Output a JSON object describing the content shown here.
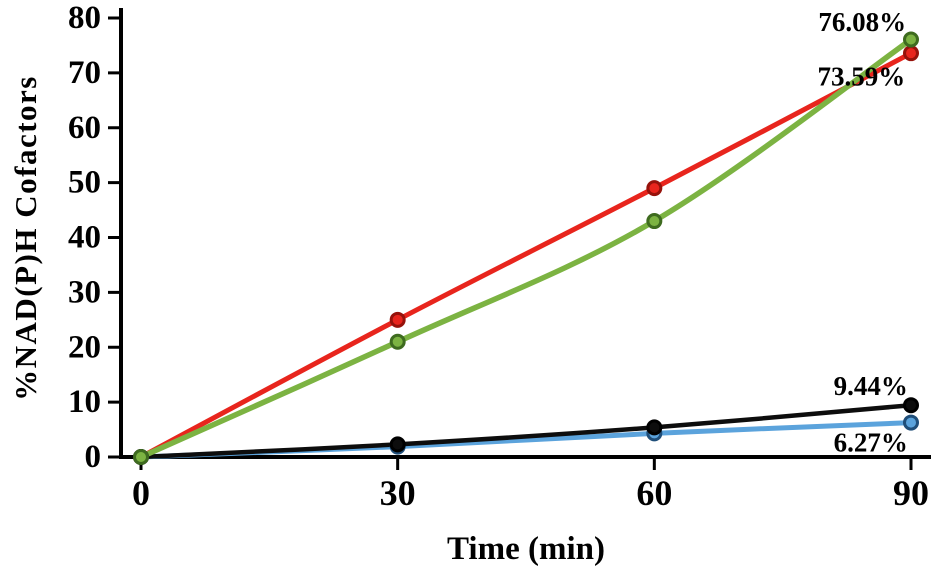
{
  "chart_data": {
    "type": "line",
    "title": "",
    "xlabel": "Time (min)",
    "ylabel": "%NAD(P)H Cofactors",
    "x": [
      0,
      30,
      60,
      90
    ],
    "xticks": [
      0,
      30,
      60,
      90
    ],
    "yticks": [
      0,
      10,
      20,
      30,
      40,
      50,
      60,
      70,
      80
    ],
    "xlim": [
      0,
      90
    ],
    "ylim": [
      0,
      80
    ],
    "grid": false,
    "legend_position": "none",
    "background": "#ffffff",
    "axis_color": "#000000",
    "series": [
      {
        "id": "red",
        "color": "#e8251d",
        "marker_stroke": "#96120b",
        "width": 5,
        "values": [
          0,
          25,
          49,
          73.59
        ],
        "end_label": "73.59%"
      },
      {
        "id": "blue",
        "color": "#5ba3dc",
        "marker_stroke": "#1f4e79",
        "width": 5,
        "values": [
          0,
          1.9,
          4.3,
          6.27
        ],
        "end_label": "6.27%"
      },
      {
        "id": "black",
        "color": "#0d0d0d",
        "marker_stroke": "#000000",
        "width": 4.5,
        "values": [
          0,
          2.3,
          5.4,
          9.44
        ],
        "end_label": "9.44%"
      },
      {
        "id": "green",
        "color": "#7cb342",
        "marker_stroke": "#3e6b1f",
        "width": 5.5,
        "values": [
          0,
          21,
          43,
          76.08
        ],
        "end_label": "76.08%"
      }
    ],
    "annotations": [
      {
        "text": "76.08%",
        "x": 84.3,
        "y": 79.3
      },
      {
        "text": "73.59%",
        "x": 84.2,
        "y": 69.3
      },
      {
        "text": "9.44%",
        "x": 85.3,
        "y": 12.9
      },
      {
        "text": "6.27%",
        "x": 85.3,
        "y": 2.6
      }
    ]
  }
}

• [Task goal]: Pull every line holding "text" out of the records.

• [Complete output]:
        "text": "76.08%",
        "text": "73.59%",
        "text": "9.44%",
        "text": "6.27%",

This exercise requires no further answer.